**Given task:** Scan the lines below for "Detailed"; report the number of lines that contain it, and only that.

**Exercise data:**
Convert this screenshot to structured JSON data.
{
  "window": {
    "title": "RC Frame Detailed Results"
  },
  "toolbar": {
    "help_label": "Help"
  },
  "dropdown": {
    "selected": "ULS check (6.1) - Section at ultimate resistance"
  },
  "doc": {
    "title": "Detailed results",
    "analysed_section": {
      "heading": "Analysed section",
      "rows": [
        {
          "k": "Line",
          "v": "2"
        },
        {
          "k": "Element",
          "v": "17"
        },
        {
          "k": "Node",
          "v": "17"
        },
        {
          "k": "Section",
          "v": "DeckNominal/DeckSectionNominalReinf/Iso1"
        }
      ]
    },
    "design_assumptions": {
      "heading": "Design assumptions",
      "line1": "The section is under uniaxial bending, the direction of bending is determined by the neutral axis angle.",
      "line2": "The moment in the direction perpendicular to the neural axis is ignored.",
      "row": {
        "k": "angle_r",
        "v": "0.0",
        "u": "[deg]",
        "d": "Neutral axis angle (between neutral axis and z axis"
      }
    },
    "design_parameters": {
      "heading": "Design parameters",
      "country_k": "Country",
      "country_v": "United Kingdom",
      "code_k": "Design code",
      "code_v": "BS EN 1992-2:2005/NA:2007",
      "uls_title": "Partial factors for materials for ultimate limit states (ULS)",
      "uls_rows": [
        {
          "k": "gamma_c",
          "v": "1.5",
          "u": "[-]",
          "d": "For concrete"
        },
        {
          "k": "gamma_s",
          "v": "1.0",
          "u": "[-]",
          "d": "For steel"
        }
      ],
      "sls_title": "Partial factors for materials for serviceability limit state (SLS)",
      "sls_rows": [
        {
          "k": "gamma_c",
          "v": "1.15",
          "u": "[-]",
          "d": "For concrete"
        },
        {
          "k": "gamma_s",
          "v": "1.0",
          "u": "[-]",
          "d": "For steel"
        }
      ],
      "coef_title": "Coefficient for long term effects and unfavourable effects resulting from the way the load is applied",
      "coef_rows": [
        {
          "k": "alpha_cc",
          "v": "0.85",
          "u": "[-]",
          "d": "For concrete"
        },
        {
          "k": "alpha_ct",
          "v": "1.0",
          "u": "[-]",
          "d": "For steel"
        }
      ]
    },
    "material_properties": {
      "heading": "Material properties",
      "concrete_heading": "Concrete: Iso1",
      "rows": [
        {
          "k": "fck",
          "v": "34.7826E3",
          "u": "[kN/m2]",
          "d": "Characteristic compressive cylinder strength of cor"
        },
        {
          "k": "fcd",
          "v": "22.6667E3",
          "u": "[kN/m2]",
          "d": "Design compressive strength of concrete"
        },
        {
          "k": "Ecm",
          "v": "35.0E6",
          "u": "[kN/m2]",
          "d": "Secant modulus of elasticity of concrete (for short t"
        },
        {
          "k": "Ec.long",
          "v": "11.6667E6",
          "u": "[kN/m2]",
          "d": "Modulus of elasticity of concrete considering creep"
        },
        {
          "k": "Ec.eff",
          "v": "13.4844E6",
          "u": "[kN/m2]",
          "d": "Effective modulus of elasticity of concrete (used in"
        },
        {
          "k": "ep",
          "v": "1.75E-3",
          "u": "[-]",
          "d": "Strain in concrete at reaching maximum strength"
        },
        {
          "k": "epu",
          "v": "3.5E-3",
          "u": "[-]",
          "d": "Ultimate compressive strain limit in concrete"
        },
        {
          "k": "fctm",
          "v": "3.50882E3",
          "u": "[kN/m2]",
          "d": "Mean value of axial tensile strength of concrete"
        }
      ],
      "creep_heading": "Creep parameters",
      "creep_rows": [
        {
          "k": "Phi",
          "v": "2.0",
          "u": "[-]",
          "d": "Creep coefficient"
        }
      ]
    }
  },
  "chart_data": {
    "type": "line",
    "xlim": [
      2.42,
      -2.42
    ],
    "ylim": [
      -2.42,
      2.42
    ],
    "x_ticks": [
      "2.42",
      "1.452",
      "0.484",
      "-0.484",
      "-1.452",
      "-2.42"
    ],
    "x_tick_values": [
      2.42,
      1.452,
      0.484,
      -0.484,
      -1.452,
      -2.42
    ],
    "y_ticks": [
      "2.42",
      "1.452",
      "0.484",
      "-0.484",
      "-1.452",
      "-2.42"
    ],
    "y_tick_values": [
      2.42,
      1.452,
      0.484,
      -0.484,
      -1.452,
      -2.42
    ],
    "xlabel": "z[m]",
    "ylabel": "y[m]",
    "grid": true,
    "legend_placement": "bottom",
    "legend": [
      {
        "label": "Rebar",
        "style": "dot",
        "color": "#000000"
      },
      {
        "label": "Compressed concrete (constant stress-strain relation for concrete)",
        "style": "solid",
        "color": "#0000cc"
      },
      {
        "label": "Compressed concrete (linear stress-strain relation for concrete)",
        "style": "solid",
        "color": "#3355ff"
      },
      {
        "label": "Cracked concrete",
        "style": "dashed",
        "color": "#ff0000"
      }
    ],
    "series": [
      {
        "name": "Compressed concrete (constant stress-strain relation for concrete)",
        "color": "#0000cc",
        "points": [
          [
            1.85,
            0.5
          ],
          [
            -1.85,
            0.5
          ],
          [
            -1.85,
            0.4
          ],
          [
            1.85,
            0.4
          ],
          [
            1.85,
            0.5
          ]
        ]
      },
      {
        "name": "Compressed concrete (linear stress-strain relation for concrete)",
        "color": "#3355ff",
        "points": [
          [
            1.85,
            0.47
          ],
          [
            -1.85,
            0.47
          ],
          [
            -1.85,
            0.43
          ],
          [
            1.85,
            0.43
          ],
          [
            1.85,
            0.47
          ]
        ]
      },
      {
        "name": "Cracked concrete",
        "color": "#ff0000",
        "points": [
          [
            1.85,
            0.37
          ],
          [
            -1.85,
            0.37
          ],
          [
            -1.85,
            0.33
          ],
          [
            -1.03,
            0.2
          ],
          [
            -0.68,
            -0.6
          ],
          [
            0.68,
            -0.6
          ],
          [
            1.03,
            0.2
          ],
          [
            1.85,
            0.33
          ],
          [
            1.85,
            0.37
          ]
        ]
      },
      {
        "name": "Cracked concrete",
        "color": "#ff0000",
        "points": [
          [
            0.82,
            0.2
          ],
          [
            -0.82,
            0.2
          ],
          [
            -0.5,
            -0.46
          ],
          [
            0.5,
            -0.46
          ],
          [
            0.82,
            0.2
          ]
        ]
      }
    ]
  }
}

**Written solution:** 2